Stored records

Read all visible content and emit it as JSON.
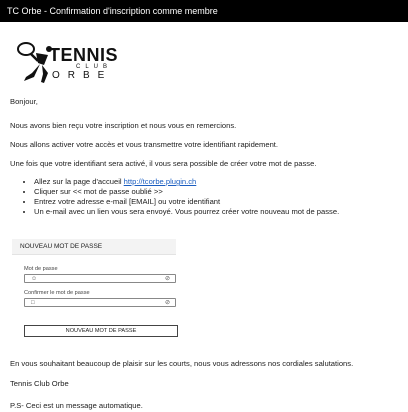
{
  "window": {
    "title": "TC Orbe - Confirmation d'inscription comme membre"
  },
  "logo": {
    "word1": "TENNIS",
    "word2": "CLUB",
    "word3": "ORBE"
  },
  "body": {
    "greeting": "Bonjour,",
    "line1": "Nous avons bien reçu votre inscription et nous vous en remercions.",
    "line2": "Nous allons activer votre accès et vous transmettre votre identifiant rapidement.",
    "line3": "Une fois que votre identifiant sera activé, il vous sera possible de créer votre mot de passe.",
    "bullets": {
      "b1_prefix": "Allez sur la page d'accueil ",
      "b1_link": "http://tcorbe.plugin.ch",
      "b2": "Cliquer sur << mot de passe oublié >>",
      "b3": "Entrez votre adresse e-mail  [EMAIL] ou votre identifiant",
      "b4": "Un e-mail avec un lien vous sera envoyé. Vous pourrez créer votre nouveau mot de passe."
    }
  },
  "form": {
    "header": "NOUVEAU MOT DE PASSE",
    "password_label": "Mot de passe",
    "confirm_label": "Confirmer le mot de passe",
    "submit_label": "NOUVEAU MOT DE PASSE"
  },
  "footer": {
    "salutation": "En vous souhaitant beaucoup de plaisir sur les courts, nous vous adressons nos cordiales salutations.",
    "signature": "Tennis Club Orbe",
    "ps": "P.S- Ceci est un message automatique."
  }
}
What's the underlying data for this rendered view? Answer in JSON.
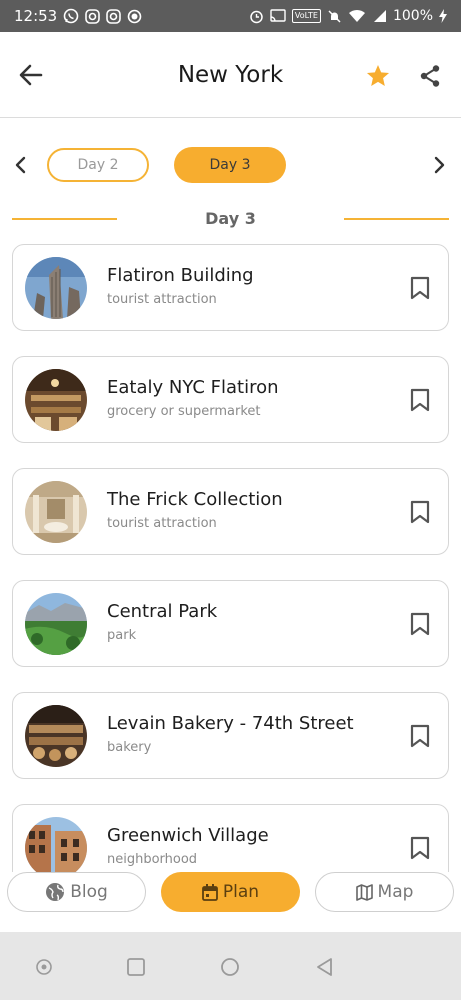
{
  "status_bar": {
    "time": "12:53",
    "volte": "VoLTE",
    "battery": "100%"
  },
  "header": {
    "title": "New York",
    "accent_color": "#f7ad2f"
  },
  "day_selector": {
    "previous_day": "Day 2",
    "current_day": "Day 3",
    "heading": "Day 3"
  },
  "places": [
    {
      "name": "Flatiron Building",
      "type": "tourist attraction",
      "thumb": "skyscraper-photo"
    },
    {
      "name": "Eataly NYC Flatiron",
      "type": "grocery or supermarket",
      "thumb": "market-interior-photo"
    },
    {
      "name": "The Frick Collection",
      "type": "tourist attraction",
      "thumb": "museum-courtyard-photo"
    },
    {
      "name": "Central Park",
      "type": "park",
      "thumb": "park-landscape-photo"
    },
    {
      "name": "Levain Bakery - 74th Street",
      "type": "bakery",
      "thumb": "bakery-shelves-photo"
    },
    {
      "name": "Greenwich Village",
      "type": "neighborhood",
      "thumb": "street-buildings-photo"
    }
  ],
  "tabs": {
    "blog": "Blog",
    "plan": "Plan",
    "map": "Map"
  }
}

* _Task_:
Transcribe every entry word for word, but skip the pictures.

* _Solution to the problem_:
Read all visible content and emit it as JSON.
{
  "window": {
    "title": "TC Orbe - Confirmation d'inscription comme membre"
  },
  "logo": {
    "word1": "TENNIS",
    "word2": "CLUB",
    "word3": "ORBE"
  },
  "body": {
    "greeting": "Bonjour,",
    "line1": "Nous avons bien reçu votre inscription et nous vous en remercions.",
    "line2": "Nous allons activer votre accès et vous transmettre votre identifiant rapidement.",
    "line3": "Une fois que votre identifiant sera activé, il vous sera possible de créer votre mot de passe.",
    "bullets": {
      "b1_prefix": "Allez sur la page d'accueil ",
      "b1_link": "http://tcorbe.plugin.ch",
      "b2": "Cliquer sur << mot de passe oublié >>",
      "b3": "Entrez votre adresse e-mail  [EMAIL] ou votre identifiant",
      "b4": "Un e-mail avec un lien vous sera envoyé. Vous pourrez créer votre nouveau mot de passe."
    }
  },
  "form": {
    "header": "NOUVEAU MOT DE PASSE",
    "password_label": "Mot de passe",
    "confirm_label": "Confirmer le mot de passe",
    "submit_label": "NOUVEAU MOT DE PASSE"
  },
  "footer": {
    "salutation": "En vous souhaitant beaucoup de plaisir sur les courts, nous vous adressons nos cordiales salutations.",
    "signature": "Tennis Club Orbe",
    "ps": "P.S- Ceci est un message automatique."
  }
}
What's the underlying data for this rendered view? Answer in JSON.
{
  "status_bar": {
    "time": "12:53",
    "volte": "VoLTE",
    "battery": "100%"
  },
  "header": {
    "title": "New York",
    "accent_color": "#f7ad2f"
  },
  "day_selector": {
    "previous_day": "Day 2",
    "current_day": "Day 3",
    "heading": "Day 3"
  },
  "places": [
    {
      "name": "Flatiron Building",
      "type": "tourist attraction",
      "thumb": "skyscraper-photo"
    },
    {
      "name": "Eataly NYC Flatiron",
      "type": "grocery or supermarket",
      "thumb": "market-interior-photo"
    },
    {
      "name": "The Frick Collection",
      "type": "tourist attraction",
      "thumb": "museum-courtyard-photo"
    },
    {
      "name": "Central Park",
      "type": "park",
      "thumb": "park-landscape-photo"
    },
    {
      "name": "Levain Bakery - 74th Street",
      "type": "bakery",
      "thumb": "bakery-shelves-photo"
    },
    {
      "name": "Greenwich Village",
      "type": "neighborhood",
      "thumb": "street-buildings-photo"
    }
  ],
  "tabs": {
    "blog": "Blog",
    "plan": "Plan",
    "map": "Map"
  }
}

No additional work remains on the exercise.